**Exercise aim:** Return each line of the records with nothing changed, pictures excepted.

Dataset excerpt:
· · · · ·
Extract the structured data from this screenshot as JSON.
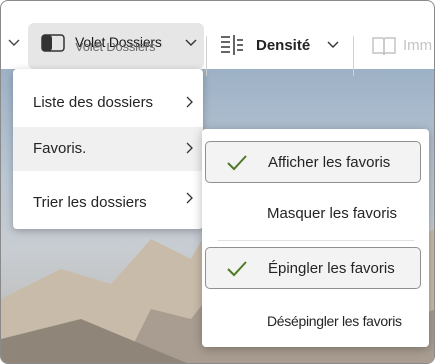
{
  "ribbon": {
    "folder_pane_label": "Volet Dossiers",
    "folder_pane_ghost": "Volet Dossiers",
    "density_label": "Densité",
    "immersive_label": "Imm"
  },
  "menu_folders": {
    "items": [
      {
        "label": "Liste des dossiers"
      },
      {
        "label": "Favoris."
      },
      {
        "label": "Trier les dossiers"
      }
    ]
  },
  "menu_favorites": {
    "items": [
      {
        "label": "Afficher les favoris",
        "checked": true
      },
      {
        "label": "Masquer les favoris",
        "checked": false
      },
      {
        "label": "Épingler les favoris",
        "checked": true
      },
      {
        "label": "Désépingler les favoris",
        "checked": false
      }
    ]
  },
  "colors": {
    "check": "#4e7a27",
    "highlight": "#f0f0f0",
    "ribbon_selected": "#e6e6e6"
  }
}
· · · · ·
**Task solution:**
Extract the structured data from this screenshot as JSON.
{
  "ribbon": {
    "folder_pane_label": "Volet Dossiers",
    "folder_pane_ghost": "Volet Dossiers",
    "density_label": "Densité",
    "immersive_label": "Imm"
  },
  "menu_folders": {
    "items": [
      {
        "label": "Liste des dossiers"
      },
      {
        "label": "Favoris."
      },
      {
        "label": "Trier les dossiers"
      }
    ]
  },
  "menu_favorites": {
    "items": [
      {
        "label": "Afficher les favoris",
        "checked": true
      },
      {
        "label": "Masquer les favoris",
        "checked": false
      },
      {
        "label": "Épingler les favoris",
        "checked": true
      },
      {
        "label": "Désépingler les favoris",
        "checked": false
      }
    ]
  },
  "colors": {
    "check": "#4e7a27",
    "highlight": "#f0f0f0",
    "ribbon_selected": "#e6e6e6"
  }
}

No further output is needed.